WORK TO DO:
Find every line in the records below that holds the word "Height" and copy it.

INFORMATION PROVIDED:
**********

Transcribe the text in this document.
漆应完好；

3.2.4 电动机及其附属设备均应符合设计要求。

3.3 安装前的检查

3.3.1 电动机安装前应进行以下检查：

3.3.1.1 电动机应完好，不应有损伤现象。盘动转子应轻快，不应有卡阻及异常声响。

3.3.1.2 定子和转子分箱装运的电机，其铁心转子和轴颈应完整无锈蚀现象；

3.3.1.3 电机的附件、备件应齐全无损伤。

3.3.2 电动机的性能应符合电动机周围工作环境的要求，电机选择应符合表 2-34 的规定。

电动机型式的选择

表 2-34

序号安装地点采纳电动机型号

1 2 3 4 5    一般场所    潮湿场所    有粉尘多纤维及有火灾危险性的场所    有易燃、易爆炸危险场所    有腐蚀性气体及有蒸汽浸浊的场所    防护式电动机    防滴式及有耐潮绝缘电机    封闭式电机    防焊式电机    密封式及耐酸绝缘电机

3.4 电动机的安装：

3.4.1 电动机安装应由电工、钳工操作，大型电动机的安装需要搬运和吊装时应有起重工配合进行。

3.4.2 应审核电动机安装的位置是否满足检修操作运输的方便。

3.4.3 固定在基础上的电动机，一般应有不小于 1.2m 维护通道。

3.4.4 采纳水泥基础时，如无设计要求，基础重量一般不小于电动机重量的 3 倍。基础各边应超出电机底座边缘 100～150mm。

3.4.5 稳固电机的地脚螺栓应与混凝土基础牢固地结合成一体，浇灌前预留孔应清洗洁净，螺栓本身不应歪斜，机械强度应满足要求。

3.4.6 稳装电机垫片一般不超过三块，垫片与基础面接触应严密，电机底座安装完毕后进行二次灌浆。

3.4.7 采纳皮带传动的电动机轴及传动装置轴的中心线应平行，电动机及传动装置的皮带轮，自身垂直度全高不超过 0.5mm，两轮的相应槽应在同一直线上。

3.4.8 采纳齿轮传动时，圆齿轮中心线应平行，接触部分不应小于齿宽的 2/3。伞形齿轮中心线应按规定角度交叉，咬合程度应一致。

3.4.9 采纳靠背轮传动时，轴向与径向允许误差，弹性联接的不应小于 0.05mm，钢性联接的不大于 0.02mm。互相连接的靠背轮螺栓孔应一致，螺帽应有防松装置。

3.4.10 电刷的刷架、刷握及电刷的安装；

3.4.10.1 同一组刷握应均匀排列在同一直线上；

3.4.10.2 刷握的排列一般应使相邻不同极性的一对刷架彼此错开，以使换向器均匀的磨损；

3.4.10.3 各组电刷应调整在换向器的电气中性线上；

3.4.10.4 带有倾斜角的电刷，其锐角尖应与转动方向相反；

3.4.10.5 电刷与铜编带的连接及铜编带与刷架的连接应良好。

**********

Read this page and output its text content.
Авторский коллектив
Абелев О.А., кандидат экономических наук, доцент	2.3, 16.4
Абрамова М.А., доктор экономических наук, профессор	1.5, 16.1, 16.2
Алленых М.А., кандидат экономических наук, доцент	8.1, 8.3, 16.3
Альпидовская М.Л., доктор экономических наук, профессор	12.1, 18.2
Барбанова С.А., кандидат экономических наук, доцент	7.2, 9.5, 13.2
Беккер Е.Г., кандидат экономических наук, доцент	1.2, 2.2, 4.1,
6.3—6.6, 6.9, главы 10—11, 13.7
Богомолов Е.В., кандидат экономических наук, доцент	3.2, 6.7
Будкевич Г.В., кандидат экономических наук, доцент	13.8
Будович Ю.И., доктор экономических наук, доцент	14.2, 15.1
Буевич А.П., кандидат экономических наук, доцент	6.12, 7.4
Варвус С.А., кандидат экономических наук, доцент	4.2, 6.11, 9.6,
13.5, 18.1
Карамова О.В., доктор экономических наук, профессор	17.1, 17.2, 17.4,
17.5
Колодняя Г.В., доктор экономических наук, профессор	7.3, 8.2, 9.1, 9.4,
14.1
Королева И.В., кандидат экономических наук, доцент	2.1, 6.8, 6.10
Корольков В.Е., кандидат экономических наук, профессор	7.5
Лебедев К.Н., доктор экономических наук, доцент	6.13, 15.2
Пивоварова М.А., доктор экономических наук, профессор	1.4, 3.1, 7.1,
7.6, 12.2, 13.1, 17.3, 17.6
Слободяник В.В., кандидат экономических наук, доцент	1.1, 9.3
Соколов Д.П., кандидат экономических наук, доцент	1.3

**********

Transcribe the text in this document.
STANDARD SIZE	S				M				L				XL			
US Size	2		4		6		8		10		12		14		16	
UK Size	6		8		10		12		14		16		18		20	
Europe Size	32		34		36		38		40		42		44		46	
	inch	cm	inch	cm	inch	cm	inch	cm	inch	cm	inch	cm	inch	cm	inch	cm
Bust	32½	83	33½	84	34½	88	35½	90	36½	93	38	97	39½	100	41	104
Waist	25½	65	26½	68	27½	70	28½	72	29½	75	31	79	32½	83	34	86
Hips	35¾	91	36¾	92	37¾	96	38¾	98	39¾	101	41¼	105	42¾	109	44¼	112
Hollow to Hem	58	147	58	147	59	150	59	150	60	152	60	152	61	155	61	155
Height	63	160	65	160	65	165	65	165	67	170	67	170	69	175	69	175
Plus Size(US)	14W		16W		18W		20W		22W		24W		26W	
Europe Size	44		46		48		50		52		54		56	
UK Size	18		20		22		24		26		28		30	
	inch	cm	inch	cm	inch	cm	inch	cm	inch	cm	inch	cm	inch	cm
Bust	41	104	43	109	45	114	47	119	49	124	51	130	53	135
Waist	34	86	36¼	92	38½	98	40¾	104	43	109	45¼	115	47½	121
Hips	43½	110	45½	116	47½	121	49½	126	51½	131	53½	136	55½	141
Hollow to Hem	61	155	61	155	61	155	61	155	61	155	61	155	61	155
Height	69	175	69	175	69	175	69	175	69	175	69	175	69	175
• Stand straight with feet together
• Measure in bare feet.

**********

THE RESPONSE:
Height	63	160	65	160	65	165	65	165	67	170	67	170	69	175	69	175
Height	69	175	69	175	69	175	69	175	69	175	69	175	69	175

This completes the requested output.